** Start of GIVEN ENTRIES **

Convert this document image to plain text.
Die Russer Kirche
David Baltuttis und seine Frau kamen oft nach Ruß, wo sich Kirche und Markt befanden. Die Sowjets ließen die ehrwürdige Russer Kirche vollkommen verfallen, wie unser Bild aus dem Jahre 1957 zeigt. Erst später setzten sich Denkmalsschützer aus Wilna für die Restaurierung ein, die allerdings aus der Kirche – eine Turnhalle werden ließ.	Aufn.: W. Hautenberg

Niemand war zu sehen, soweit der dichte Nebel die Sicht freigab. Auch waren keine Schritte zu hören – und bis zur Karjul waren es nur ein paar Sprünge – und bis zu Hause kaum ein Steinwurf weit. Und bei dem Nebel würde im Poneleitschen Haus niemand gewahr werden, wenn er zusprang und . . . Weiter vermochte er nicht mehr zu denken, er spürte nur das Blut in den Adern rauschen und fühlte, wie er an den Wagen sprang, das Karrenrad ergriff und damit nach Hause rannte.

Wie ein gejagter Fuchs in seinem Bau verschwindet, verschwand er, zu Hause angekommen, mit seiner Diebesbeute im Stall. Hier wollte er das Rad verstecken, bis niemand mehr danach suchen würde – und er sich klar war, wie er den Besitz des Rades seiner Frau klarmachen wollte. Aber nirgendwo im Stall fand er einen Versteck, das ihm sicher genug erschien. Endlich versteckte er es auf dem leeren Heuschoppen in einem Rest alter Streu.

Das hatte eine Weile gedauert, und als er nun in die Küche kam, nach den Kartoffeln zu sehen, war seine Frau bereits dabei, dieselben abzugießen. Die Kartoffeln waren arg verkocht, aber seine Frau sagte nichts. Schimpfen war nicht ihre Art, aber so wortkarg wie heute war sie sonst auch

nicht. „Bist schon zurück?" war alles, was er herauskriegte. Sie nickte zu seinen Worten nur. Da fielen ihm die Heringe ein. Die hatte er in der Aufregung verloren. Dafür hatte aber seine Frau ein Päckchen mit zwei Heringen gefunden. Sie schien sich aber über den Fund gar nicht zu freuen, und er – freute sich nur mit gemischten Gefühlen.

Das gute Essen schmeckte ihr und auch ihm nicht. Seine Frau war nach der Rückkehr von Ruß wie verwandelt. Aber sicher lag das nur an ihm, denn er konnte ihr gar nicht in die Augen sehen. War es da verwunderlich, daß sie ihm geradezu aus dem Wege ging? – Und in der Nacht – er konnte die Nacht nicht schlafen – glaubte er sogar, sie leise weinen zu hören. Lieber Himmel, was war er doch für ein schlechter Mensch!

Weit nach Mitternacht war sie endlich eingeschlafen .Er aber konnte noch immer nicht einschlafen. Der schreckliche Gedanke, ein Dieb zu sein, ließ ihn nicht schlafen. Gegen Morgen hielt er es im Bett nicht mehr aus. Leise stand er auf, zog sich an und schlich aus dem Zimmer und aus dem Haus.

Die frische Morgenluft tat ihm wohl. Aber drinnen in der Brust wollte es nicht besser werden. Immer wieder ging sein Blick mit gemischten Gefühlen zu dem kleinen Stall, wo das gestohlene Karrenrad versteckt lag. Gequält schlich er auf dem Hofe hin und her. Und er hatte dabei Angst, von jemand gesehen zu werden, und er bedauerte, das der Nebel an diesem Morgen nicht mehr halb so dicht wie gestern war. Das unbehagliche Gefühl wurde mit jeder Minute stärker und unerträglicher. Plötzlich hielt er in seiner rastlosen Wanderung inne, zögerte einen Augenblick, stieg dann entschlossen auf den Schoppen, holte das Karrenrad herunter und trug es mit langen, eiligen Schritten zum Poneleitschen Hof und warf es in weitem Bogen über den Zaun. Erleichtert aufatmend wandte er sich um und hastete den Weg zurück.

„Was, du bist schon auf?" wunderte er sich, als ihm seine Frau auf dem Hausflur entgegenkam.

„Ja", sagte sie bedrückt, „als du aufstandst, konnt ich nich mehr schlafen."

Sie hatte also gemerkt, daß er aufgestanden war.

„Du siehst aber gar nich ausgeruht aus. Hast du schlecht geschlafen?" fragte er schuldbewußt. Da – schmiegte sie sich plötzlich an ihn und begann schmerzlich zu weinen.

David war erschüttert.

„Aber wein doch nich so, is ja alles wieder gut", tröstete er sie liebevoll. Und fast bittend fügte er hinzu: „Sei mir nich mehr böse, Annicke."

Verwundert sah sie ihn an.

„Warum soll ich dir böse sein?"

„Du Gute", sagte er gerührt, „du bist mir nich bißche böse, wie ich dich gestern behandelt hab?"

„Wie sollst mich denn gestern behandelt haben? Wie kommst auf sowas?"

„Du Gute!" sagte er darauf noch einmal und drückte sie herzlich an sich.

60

** End of GIVEN ENTRIES **

DIRECTIONS FOR THIS TASK | Every record above needs to be repeated word for word.

OUTPUT FOR THIS TASK |
Convert this document image to plain text.
Die Russer Kirche
David Baltuttis und seine Frau kamen oft nach Ruß, wo sich Kirche und Markt befanden. Die Sowjets ließen die ehrwürdige Russer Kirche vollkommen verfallen, wie unser Bild aus dem Jahre 1957 zeigt. Erst später setzten sich Denkmalsschützer aus Wilna für die Restaurierung ein, die allerdings aus der Kirche – eine Turnhalle werden ließ.	Aufn.: W. Hautenberg

Niemand war zu sehen, soweit der dichte Nebel die Sicht freigab. Auch waren keine Schritte zu hören – und bis zur Karjul waren es nur ein paar Sprünge – und bis zu Hause kaum ein Steinwurf weit. Und bei dem Nebel würde im Poneleitschen Haus niemand gewahr werden, wenn er zusprang und . . . Weiter vermochte er nicht mehr zu denken, er spürte nur das Blut in den Adern rauschen und fühlte, wie er an den Wagen sprang, das Karrenrad ergriff und damit nach Hause rannte.

Wie ein gejagter Fuchs in seinem Bau verschwindet, verschwand er, zu Hause angekommen, mit seiner Diebesbeute im Stall. Hier wollte er das Rad verstecken, bis niemand mehr danach suchen würde – und er sich klar war, wie er den Besitz des Rades seiner Frau klarmachen wollte. Aber nirgendwo im Stall fand er einen Versteck, das ihm sicher genug erschien. Endlich versteckte er es auf dem leeren Heuschoppen in einem Rest alter Streu.

Das hatte eine Weile gedauert, und als er nun in die Küche kam, nach den Kartoffeln zu sehen, war seine Frau bereits dabei, dieselben abzugießen. Die Kartoffeln waren arg verkocht, aber seine Frau sagte nichts. Schimpfen war nicht ihre Art, aber so wortkarg wie heute war sie sonst auch

nicht. „Bist schon zurück?" war alles, was er herauskriegte. Sie nickte zu seinen Worten nur. Da fielen ihm die Heringe ein. Die hatte er in der Aufregung verloren. Dafür hatte aber seine Frau ein Päckchen mit zwei Heringen gefunden. Sie schien sich aber über den Fund gar nicht zu freuen, und er – freute sich nur mit gemischten Gefühlen.

Das gute Essen schmeckte ihr und auch ihm nicht. Seine Frau war nach der Rückkehr von Ruß wie verwandelt. Aber sicher lag das nur an ihm, denn er konnte ihr gar nicht in die Augen sehen. War es da verwunderlich, daß sie ihm geradezu aus dem Wege ging? – Und in der Nacht – er konnte die Nacht nicht schlafen – glaubte er sogar, sie leise weinen zu hören. Lieber Himmel, was war er doch für ein schlechter Mensch!

Weit nach Mitternacht war sie endlich eingeschlafen .Er aber konnte noch immer nicht einschlafen. Der schreckliche Gedanke, ein Dieb zu sein, ließ ihn nicht schlafen. Gegen Morgen hielt er es im Bett nicht mehr aus. Leise stand er auf, zog sich an und schlich aus dem Zimmer und aus dem Haus.

Die frische Morgenluft tat ihm wohl. Aber drinnen in der Brust wollte es nicht besser werden. Immer wieder ging sein Blick mit gemischten Gefühlen zu dem kleinen Stall, wo das gestohlene Karrenrad versteckt lag. Gequält schlich er auf dem Hofe hin und her. Und er hatte dabei Angst, von jemand gesehen zu werden, und er bedauerte, das der Nebel an diesem Morgen nicht mehr halb so dicht wie gestern war. Das unbehagliche Gefühl wurde mit jeder Minute stärker und unerträglicher. Plötzlich hielt er in seiner rastlosen Wanderung inne, zögerte einen Augenblick, stieg dann entschlossen auf den Schoppen, holte das Karrenrad herunter und trug es mit langen, eiligen Schritten zum Poneleitschen Hof und warf es in weitem Bogen über den Zaun. Erleichtert aufatmend wandte er sich um und hastete den Weg zurück.

„Was, du bist schon auf?" wunderte er sich, als ihm seine Frau auf dem Hausflur entgegenkam.

„Ja", sagte sie bedrückt, „als du aufstandst, konnt ich nich mehr schlafen."

Sie hatte also gemerkt, daß er aufgestanden war.

„Du siehst aber gar nich ausgeruht aus. Hast du schlecht geschlafen?" fragte er schuldbewußt. Da – schmiegte sie sich plötzlich an ihn und begann schmerzlich zu weinen.

David war erschüttert.

„Aber wein doch nich so, is ja alles wieder gut", tröstete er sie liebevoll. Und fast bittend fügte er hinzu: „Sei mir nich mehr böse, Annicke."

Verwundert sah sie ihn an.

„Warum soll ich dir böse sein?"

„Du Gute", sagte er gerührt, „du bist mir nich bißche böse, wie ich dich gestern behandelt hab?"

„Wie sollst mich denn gestern behandelt haben? Wie kommst auf sowas?"

„Du Gute!" sagte er darauf noch einmal und drückte sie herzlich an sich.

60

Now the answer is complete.